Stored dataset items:
+++

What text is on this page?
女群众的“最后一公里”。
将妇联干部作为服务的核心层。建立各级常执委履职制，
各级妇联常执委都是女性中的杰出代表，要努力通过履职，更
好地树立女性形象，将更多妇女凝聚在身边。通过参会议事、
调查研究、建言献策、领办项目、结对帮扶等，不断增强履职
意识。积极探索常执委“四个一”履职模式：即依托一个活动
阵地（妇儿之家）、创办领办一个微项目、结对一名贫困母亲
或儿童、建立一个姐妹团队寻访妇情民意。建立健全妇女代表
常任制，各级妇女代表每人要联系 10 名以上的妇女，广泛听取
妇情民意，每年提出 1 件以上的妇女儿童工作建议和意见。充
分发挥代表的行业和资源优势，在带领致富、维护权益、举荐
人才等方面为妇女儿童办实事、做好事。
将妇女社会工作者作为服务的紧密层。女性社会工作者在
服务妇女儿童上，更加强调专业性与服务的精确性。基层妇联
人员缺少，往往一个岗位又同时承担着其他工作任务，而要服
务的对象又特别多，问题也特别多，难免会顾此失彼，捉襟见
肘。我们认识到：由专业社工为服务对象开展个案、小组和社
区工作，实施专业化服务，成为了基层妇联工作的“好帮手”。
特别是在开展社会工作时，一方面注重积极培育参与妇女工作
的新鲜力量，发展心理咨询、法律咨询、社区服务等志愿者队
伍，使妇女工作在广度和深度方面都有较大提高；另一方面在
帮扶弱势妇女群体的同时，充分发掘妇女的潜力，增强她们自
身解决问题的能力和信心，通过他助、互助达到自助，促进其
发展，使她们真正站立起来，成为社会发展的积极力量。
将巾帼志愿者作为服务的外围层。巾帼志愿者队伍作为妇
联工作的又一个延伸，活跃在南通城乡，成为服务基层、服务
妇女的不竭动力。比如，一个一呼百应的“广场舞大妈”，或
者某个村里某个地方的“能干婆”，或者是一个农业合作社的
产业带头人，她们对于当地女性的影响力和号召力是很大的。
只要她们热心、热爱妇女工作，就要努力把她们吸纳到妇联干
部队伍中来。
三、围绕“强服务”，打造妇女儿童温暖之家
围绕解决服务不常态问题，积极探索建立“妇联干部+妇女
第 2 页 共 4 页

+++

What to produce:
Copy each line of the data above without altering a single character.

Answer to this task:
What text is on this page?
女群众的“最后一公里”。
将妇联干部作为服务的核心层。建立各级常执委履职制，
各级妇联常执委都是女性中的杰出代表，要努力通过履职，更
好地树立女性形象，将更多妇女凝聚在身边。通过参会议事、
调查研究、建言献策、领办项目、结对帮扶等，不断增强履职
意识。积极探索常执委“四个一”履职模式：即依托一个活动
阵地（妇儿之家）、创办领办一个微项目、结对一名贫困母亲
或儿童、建立一个姐妹团队寻访妇情民意。建立健全妇女代表
常任制，各级妇女代表每人要联系 10 名以上的妇女，广泛听取
妇情民意，每年提出 1 件以上的妇女儿童工作建议和意见。充
分发挥代表的行业和资源优势，在带领致富、维护权益、举荐
人才等方面为妇女儿童办实事、做好事。
将妇女社会工作者作为服务的紧密层。女性社会工作者在
服务妇女儿童上，更加强调专业性与服务的精确性。基层妇联
人员缺少，往往一个岗位又同时承担着其他工作任务，而要服
务的对象又特别多，问题也特别多，难免会顾此失彼，捉襟见
肘。我们认识到：由专业社工为服务对象开展个案、小组和社
区工作，实施专业化服务，成为了基层妇联工作的“好帮手”。
特别是在开展社会工作时，一方面注重积极培育参与妇女工作
的新鲜力量，发展心理咨询、法律咨询、社区服务等志愿者队
伍，使妇女工作在广度和深度方面都有较大提高；另一方面在
帮扶弱势妇女群体的同时，充分发掘妇女的潜力，增强她们自
身解决问题的能力和信心，通过他助、互助达到自助，促进其
发展，使她们真正站立起来，成为社会发展的积极力量。
将巾帼志愿者作为服务的外围层。巾帼志愿者队伍作为妇
联工作的又一个延伸，活跃在南通城乡，成为服务基层、服务
妇女的不竭动力。比如，一个一呼百应的“广场舞大妈”，或
者某个村里某个地方的“能干婆”，或者是一个农业合作社的
产业带头人，她们对于当地女性的影响力和号召力是很大的。
只要她们热心、热爱妇女工作，就要努力把她们吸纳到妇联干
部队伍中来。
三、围绕“强服务”，打造妇女儿童温暖之家
围绕解决服务不常态问题，积极探索建立“妇联干部+妇女
第 2 页 共 4 页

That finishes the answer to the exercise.